Task goal:
The data below is to be returned in full and exactly.

***** Records for this exercise

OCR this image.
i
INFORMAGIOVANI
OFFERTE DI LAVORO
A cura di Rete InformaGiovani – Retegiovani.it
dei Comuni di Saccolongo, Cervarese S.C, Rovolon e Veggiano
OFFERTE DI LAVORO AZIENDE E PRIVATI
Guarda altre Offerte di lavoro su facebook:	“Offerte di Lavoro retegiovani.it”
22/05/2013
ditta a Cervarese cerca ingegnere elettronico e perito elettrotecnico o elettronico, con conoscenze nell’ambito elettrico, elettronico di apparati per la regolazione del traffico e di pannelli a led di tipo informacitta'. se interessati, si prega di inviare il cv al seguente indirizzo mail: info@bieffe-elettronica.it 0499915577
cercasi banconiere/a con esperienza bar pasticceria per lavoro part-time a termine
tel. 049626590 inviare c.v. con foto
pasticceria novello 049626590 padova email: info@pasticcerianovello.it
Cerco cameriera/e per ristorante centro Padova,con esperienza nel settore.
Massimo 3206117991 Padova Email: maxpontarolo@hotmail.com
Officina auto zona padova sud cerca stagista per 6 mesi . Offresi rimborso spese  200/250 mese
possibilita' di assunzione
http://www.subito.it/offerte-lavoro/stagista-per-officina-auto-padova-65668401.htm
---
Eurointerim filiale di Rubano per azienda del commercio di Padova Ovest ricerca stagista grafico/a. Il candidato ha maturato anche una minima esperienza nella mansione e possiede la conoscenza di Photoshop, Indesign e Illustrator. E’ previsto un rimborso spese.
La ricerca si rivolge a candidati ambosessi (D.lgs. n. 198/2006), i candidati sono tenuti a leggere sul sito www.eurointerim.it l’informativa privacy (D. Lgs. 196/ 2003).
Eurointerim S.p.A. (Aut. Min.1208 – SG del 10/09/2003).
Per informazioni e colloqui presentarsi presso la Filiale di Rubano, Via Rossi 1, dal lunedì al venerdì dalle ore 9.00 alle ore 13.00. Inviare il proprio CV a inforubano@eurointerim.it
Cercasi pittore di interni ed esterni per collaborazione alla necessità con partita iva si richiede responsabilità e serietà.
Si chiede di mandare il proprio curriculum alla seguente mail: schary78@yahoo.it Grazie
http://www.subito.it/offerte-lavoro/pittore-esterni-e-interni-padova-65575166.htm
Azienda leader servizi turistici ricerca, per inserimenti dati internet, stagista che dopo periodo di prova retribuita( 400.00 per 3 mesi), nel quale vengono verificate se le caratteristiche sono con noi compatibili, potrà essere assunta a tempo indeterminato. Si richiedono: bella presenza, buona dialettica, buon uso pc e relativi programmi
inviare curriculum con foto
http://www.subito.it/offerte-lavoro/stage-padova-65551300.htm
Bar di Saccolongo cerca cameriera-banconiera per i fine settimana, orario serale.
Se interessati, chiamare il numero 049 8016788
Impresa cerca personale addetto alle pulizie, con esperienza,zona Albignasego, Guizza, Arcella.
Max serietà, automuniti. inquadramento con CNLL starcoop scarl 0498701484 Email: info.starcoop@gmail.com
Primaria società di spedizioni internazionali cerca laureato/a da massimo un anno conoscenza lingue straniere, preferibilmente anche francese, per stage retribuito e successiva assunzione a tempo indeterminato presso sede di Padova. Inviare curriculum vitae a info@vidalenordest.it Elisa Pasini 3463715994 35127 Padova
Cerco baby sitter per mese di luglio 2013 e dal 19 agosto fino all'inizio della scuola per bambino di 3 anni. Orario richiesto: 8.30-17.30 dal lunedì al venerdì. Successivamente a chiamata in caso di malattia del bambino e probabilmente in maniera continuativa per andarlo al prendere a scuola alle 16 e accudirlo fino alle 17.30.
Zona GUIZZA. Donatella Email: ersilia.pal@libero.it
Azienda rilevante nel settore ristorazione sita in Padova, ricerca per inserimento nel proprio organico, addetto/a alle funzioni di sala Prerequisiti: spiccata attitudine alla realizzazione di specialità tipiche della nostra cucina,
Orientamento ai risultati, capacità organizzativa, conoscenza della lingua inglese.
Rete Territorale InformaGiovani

**********

Task response:
OCR this image.
i
INFORMAGIOVANI
OFFERTE DI LAVORO
A cura di Rete InformaGiovani – Retegiovani.it
dei Comuni di Saccolongo, Cervarese S.C, Rovolon e Veggiano
OFFERTE DI LAVORO AZIENDE E PRIVATI
Guarda altre Offerte di lavoro su facebook:	“Offerte di Lavoro retegiovani.it”
22/05/2013
ditta a Cervarese cerca ingegnere elettronico e perito elettrotecnico o elettronico, con conoscenze nell’ambito elettrico, elettronico di apparati per la regolazione del traffico e di pannelli a led di tipo informacitta'. se interessati, si prega di inviare il cv al seguente indirizzo mail: info@bieffe-elettronica.it 0499915577
cercasi banconiere/a con esperienza bar pasticceria per lavoro part-time a termine
tel. 049626590 inviare c.v. con foto
pasticceria novello 049626590 padova email: info@pasticcerianovello.it
Cerco cameriera/e per ristorante centro Padova,con esperienza nel settore.
Massimo 3206117991 Padova Email: maxpontarolo@hotmail.com
Officina auto zona padova sud cerca stagista per 6 mesi . Offresi rimborso spese  200/250 mese
possibilita' di assunzione
http://www.subito.it/offerte-lavoro/stagista-per-officina-auto-padova-65668401.htm
---
Eurointerim filiale di Rubano per azienda del commercio di Padova Ovest ricerca stagista grafico/a. Il candidato ha maturato anche una minima esperienza nella mansione e possiede la conoscenza di Photoshop, Indesign e Illustrator. E’ previsto un rimborso spese.
La ricerca si rivolge a candidati ambosessi (D.lgs. n. 198/2006), i candidati sono tenuti a leggere sul sito www.eurointerim.it l’informativa privacy (D. Lgs. 196/ 2003).
Eurointerim S.p.A. (Aut. Min.1208 – SG del 10/09/2003).
Per informazioni e colloqui presentarsi presso la Filiale di Rubano, Via Rossi 1, dal lunedì al venerdì dalle ore 9.00 alle ore 13.00. Inviare il proprio CV a inforubano@eurointerim.it
Cercasi pittore di interni ed esterni per collaborazione alla necessità con partita iva si richiede responsabilità e serietà.
Si chiede di mandare il proprio curriculum alla seguente mail: schary78@yahoo.it Grazie
http://www.subito.it/offerte-lavoro/pittore-esterni-e-interni-padova-65575166.htm
Azienda leader servizi turistici ricerca, per inserimenti dati internet, stagista che dopo periodo di prova retribuita( 400.00 per 3 mesi), nel quale vengono verificate se le caratteristiche sono con noi compatibili, potrà essere assunta a tempo indeterminato. Si richiedono: bella presenza, buona dialettica, buon uso pc e relativi programmi
inviare curriculum con foto
http://www.subito.it/offerte-lavoro/stage-padova-65551300.htm
Bar di Saccolongo cerca cameriera-banconiera per i fine settimana, orario serale.
Se interessati, chiamare il numero 049 8016788
Impresa cerca personale addetto alle pulizie, con esperienza,zona Albignasego, Guizza, Arcella.
Max serietà, automuniti. inquadramento con CNLL starcoop scarl 0498701484 Email: info.starcoop@gmail.com
Primaria società di spedizioni internazionali cerca laureato/a da massimo un anno conoscenza lingue straniere, preferibilmente anche francese, per stage retribuito e successiva assunzione a tempo indeterminato presso sede di Padova. Inviare curriculum vitae a info@vidalenordest.it Elisa Pasini 3463715994 35127 Padova
Cerco baby sitter per mese di luglio 2013 e dal 19 agosto fino all'inizio della scuola per bambino di 3 anni. Orario richiesto: 8.30-17.30 dal lunedì al venerdì. Successivamente a chiamata in caso di malattia del bambino e probabilmente in maniera continuativa per andarlo al prendere a scuola alle 16 e accudirlo fino alle 17.30.
Zona GUIZZA. Donatella Email: ersilia.pal@libero.it
Azienda rilevante nel settore ristorazione sita in Padova, ricerca per inserimento nel proprio organico, addetto/a alle funzioni di sala Prerequisiti: spiccata attitudine alla realizzazione di specialità tipiche della nostra cucina,
Orientamento ai risultati, capacità organizzativa, conoscenza della lingua inglese.
Rete Territorale InformaGiovani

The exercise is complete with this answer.